INSTRUCTIONS TO FOLLOW
Return the material word for word. Do not include pictures.

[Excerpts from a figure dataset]
----------
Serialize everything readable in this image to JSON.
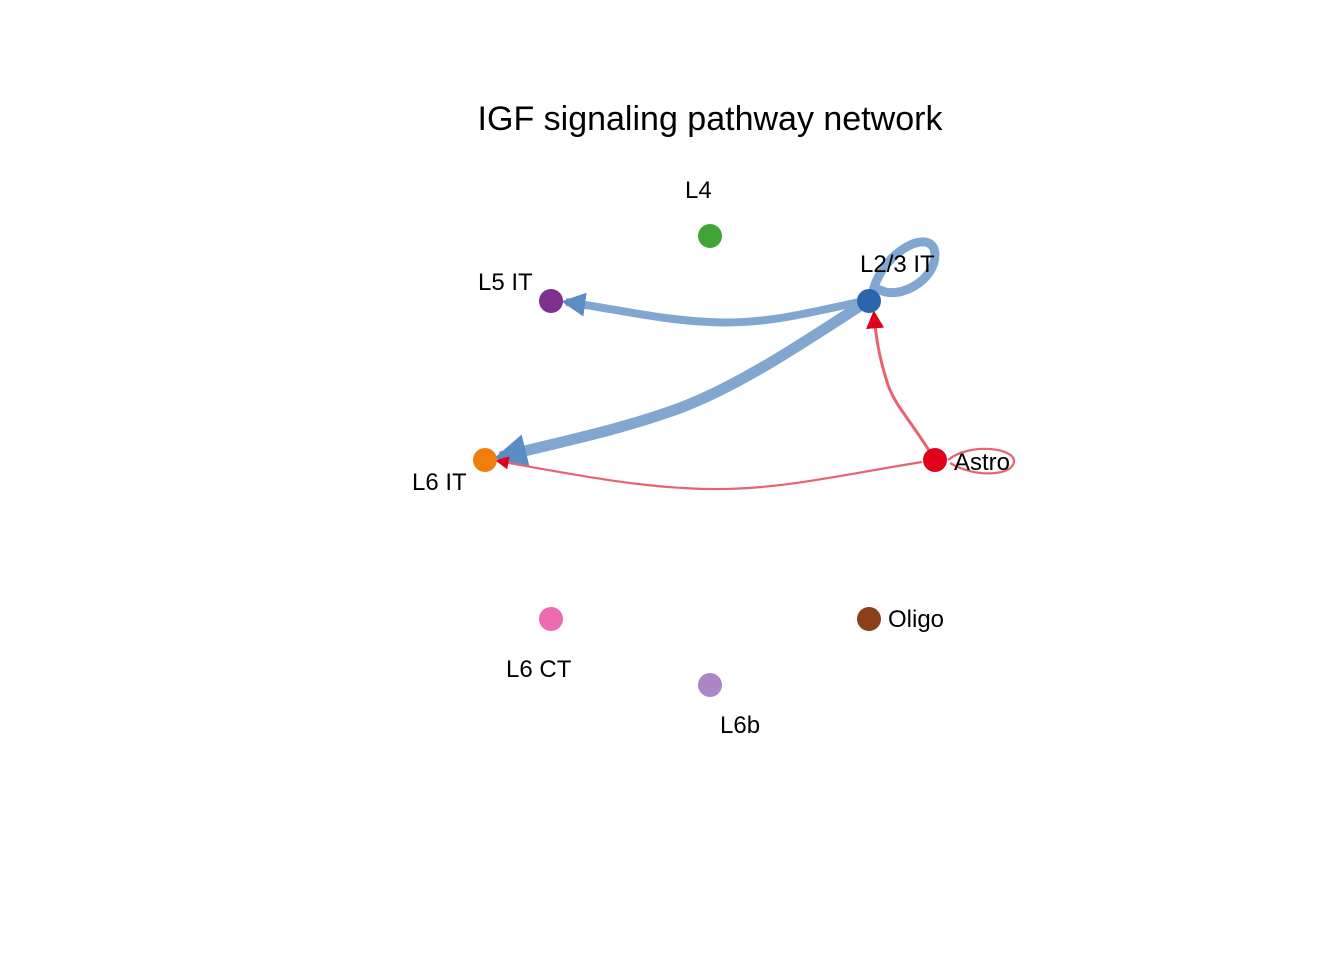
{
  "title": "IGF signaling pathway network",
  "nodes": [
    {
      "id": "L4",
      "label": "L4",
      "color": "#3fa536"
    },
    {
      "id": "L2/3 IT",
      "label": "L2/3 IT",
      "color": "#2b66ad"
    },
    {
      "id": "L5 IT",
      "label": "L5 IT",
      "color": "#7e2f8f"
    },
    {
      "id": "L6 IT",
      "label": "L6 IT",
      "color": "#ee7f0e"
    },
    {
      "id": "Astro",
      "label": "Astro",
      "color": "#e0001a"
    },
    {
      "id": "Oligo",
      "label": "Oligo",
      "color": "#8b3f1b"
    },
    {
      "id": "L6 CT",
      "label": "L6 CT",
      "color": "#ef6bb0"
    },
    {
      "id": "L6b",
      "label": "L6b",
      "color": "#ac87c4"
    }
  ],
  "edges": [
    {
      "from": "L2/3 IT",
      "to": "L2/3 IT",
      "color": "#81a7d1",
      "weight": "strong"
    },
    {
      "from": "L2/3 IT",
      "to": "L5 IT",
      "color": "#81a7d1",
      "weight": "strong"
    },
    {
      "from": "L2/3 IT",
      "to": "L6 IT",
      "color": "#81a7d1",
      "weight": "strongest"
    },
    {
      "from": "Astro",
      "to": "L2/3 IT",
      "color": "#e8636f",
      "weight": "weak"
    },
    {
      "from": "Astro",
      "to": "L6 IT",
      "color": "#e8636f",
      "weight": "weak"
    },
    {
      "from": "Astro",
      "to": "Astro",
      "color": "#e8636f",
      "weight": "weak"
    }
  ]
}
----------
RESULT
Serialize everything readable in this image to JSON.
{
  "title": "IGF signaling pathway network",
  "nodes": [
    {
      "id": "L4",
      "label": "L4",
      "color": "#3fa536"
    },
    {
      "id": "L2/3 IT",
      "label": "L2/3 IT",
      "color": "#2b66ad"
    },
    {
      "id": "L5 IT",
      "label": "L5 IT",
      "color": "#7e2f8f"
    },
    {
      "id": "L6 IT",
      "label": "L6 IT",
      "color": "#ee7f0e"
    },
    {
      "id": "Astro",
      "label": "Astro",
      "color": "#e0001a"
    },
    {
      "id": "Oligo",
      "label": "Oligo",
      "color": "#8b3f1b"
    },
    {
      "id": "L6 CT",
      "label": "L6 CT",
      "color": "#ef6bb0"
    },
    {
      "id": "L6b",
      "label": "L6b",
      "color": "#ac87c4"
    }
  ],
  "edges": [
    {
      "from": "L2/3 IT",
      "to": "L2/3 IT",
      "color": "#81a7d1",
      "weight": "strong"
    },
    {
      "from": "L2/3 IT",
      "to": "L5 IT",
      "color": "#81a7d1",
      "weight": "strong"
    },
    {
      "from": "L2/3 IT",
      "to": "L6 IT",
      "color": "#81a7d1",
      "weight": "strongest"
    },
    {
      "from": "Astro",
      "to": "L2/3 IT",
      "color": "#e8636f",
      "weight": "weak"
    },
    {
      "from": "Astro",
      "to": "L6 IT",
      "color": "#e8636f",
      "weight": "weak"
    },
    {
      "from": "Astro",
      "to": "Astro",
      "color": "#e8636f",
      "weight": "weak"
    }
  ]
}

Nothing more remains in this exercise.